• [EXTRACTED ENTRIES]
######
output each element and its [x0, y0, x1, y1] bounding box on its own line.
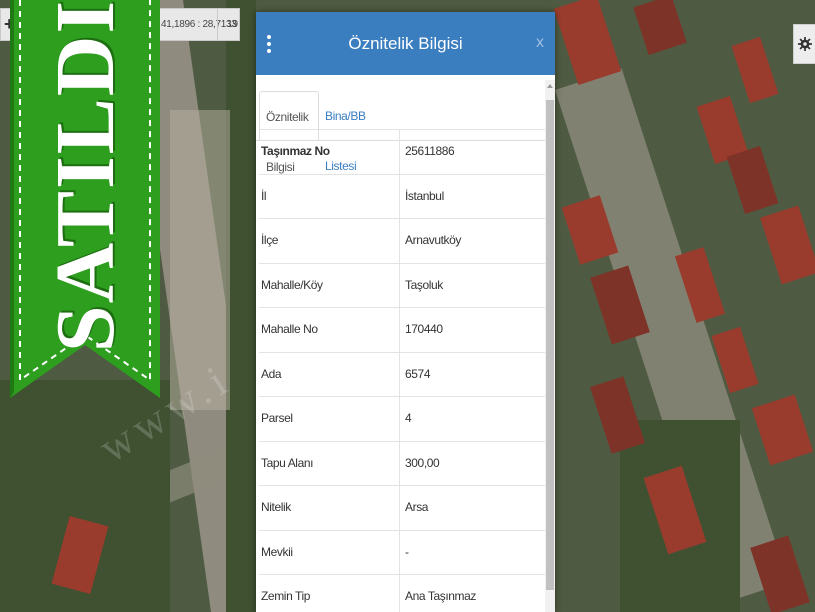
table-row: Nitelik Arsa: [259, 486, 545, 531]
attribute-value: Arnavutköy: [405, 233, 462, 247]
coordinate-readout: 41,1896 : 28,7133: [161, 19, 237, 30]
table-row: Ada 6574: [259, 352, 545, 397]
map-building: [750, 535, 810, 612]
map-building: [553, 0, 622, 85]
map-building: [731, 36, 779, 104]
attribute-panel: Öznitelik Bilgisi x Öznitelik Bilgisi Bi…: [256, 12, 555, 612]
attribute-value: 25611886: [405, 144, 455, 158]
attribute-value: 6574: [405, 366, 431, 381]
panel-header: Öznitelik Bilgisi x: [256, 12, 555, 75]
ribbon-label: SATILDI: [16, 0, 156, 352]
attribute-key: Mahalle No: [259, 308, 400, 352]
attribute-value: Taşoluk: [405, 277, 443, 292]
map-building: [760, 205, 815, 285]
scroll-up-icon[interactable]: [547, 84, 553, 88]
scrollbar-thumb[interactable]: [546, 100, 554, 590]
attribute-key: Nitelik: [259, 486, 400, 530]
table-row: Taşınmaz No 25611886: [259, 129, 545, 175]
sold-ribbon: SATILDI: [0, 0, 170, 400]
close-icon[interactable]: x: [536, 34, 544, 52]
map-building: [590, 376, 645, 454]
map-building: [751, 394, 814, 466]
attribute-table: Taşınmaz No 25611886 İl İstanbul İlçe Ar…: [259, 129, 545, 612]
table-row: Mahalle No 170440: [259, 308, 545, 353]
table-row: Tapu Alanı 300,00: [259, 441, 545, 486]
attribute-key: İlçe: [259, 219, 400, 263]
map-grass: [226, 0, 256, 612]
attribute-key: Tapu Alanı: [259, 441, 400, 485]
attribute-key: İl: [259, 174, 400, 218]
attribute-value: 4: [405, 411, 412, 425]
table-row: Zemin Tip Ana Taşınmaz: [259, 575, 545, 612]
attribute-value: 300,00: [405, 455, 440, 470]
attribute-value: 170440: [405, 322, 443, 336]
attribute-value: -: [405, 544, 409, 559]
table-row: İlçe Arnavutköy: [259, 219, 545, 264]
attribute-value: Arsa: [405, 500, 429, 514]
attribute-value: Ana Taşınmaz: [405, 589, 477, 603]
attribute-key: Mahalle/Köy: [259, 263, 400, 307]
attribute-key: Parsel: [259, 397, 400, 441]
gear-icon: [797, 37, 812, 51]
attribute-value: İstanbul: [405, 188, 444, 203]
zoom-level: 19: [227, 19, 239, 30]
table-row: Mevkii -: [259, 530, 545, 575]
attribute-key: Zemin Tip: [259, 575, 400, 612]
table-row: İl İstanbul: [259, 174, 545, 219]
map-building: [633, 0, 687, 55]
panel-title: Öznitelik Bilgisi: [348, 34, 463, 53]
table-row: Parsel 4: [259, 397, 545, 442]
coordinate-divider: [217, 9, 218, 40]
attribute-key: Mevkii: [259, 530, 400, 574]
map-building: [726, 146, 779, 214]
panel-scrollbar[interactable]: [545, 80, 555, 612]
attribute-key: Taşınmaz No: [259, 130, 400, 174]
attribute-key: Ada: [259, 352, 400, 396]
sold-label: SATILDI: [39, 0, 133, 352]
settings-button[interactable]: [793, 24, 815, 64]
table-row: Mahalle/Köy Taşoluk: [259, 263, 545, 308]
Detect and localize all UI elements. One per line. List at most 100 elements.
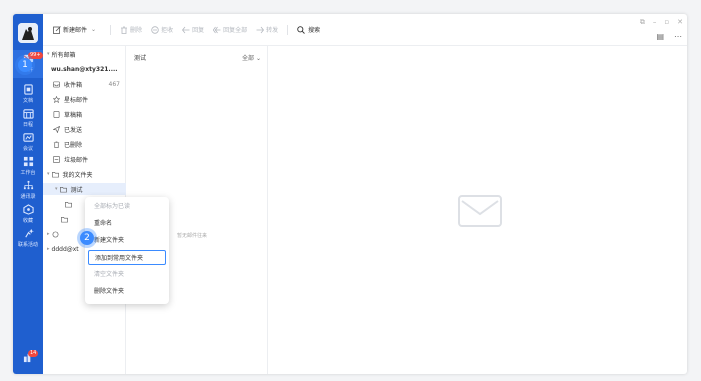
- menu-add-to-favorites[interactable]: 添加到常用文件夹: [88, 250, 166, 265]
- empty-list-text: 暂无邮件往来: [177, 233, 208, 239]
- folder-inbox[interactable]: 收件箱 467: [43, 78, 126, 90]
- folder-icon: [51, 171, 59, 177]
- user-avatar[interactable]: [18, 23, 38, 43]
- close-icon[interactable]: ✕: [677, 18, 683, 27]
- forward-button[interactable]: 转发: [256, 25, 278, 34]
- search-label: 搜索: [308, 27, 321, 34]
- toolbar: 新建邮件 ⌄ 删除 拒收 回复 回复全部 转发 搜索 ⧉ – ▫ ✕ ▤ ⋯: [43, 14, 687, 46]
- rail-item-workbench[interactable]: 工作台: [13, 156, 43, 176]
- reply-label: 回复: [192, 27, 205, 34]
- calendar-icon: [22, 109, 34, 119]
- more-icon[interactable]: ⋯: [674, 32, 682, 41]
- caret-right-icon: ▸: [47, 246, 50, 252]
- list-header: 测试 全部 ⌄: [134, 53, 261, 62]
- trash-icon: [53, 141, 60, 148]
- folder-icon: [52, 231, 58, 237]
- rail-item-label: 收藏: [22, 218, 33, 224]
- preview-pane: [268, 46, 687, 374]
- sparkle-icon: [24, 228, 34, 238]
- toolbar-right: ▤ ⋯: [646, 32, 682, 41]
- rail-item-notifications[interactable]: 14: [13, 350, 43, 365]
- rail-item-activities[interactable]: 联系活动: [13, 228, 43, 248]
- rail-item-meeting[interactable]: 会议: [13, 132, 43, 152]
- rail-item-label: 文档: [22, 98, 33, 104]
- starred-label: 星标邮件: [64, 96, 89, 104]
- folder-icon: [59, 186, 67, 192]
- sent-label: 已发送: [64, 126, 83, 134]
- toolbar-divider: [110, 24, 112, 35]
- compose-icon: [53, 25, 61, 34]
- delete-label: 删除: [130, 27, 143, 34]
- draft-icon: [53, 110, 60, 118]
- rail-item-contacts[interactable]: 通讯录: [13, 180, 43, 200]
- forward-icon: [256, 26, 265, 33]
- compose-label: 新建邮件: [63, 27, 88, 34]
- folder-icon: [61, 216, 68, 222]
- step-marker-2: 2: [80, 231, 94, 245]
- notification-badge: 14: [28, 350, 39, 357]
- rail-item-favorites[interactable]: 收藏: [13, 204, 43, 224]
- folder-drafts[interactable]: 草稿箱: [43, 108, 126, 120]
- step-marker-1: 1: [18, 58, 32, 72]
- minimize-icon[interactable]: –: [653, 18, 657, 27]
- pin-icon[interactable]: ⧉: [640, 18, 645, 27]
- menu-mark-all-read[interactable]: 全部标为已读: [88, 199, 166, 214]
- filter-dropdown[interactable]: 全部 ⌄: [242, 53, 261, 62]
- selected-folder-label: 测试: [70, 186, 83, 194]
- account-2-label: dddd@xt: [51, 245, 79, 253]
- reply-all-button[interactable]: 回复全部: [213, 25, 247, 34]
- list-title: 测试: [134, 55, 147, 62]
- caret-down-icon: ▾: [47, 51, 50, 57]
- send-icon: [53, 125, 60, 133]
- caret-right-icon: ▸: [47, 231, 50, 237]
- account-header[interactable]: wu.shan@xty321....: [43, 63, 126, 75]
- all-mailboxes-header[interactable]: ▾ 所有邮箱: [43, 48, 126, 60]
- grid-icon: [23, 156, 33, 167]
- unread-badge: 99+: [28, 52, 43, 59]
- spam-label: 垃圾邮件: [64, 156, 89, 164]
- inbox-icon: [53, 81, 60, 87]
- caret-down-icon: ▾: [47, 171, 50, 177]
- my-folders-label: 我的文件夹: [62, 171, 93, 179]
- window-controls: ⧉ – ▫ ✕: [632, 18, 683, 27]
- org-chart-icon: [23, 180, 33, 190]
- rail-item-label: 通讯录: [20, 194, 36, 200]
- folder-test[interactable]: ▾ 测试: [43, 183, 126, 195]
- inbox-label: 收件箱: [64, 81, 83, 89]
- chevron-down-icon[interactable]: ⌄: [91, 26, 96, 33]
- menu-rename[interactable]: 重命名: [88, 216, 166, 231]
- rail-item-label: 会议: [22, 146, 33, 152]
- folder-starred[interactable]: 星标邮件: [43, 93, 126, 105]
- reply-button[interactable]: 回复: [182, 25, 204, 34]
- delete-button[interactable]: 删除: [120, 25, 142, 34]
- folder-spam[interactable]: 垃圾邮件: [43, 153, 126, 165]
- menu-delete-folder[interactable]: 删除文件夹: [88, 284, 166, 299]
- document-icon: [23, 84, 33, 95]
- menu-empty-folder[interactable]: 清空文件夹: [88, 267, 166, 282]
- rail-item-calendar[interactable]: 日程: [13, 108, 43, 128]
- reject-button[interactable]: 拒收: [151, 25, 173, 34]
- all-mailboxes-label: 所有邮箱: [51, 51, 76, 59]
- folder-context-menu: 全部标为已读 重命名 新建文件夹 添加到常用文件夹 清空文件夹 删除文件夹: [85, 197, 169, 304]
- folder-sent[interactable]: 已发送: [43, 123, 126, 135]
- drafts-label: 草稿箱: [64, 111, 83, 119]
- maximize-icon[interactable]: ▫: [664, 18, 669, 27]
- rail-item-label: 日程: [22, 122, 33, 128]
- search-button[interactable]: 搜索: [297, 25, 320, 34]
######
Quote the lines starting with the line containing "250, 166, 265]" and going on through the line containing "- rail-item-label: 文档: [22, 98, 33, 104]", exactly as they appear in the records.

- menu-add-to-favorites[interactable]: 添加到常用文件夹: [88, 250, 166, 265]
- empty-list-text: 暂无邮件往来: [177, 233, 208, 239]
- folder-inbox[interactable]: 收件箱 467: [43, 78, 126, 90]
- folder-icon: [51, 171, 59, 177]
- user-avatar[interactable]: [18, 23, 38, 43]
- close-icon[interactable]: ✕: [677, 18, 683, 27]
- forward-button[interactable]: 转发: [256, 25, 278, 34]
- search-label: 搜索: [308, 27, 321, 34]
- toolbar: 新建邮件 ⌄ 删除 拒收 回复 回复全部 转发 搜索 ⧉ – ▫ ✕ ▤ ⋯: [43, 14, 687, 46]
- rail-item-workbench[interactable]: 工作台: [13, 156, 43, 176]
- reply-label: 回复: [192, 27, 205, 34]
- calendar-icon: [22, 109, 34, 119]
- more-icon[interactable]: ⋯: [674, 32, 682, 41]
- caret-right-icon: ▸: [47, 246, 50, 252]
- list-header: 测试 全部 ⌄: [134, 53, 261, 62]
- trash-icon: [53, 141, 60, 148]
- folder-icon: [52, 231, 58, 237]
- rail-item-label: 收藏: [22, 218, 33, 224]
- preview-pane: [268, 46, 687, 374]
- sparkle-icon: [24, 228, 34, 238]
- toolbar-right: ▤ ⋯: [646, 32, 682, 41]
- rail-item-notifications[interactable]: 14: [13, 350, 43, 365]
- rail-item-activities[interactable]: 联系活动: [13, 228, 43, 248]
- rail-item-meeting[interactable]: 会议: [13, 132, 43, 152]
- rail-item-label: 文档: [22, 98, 33, 104]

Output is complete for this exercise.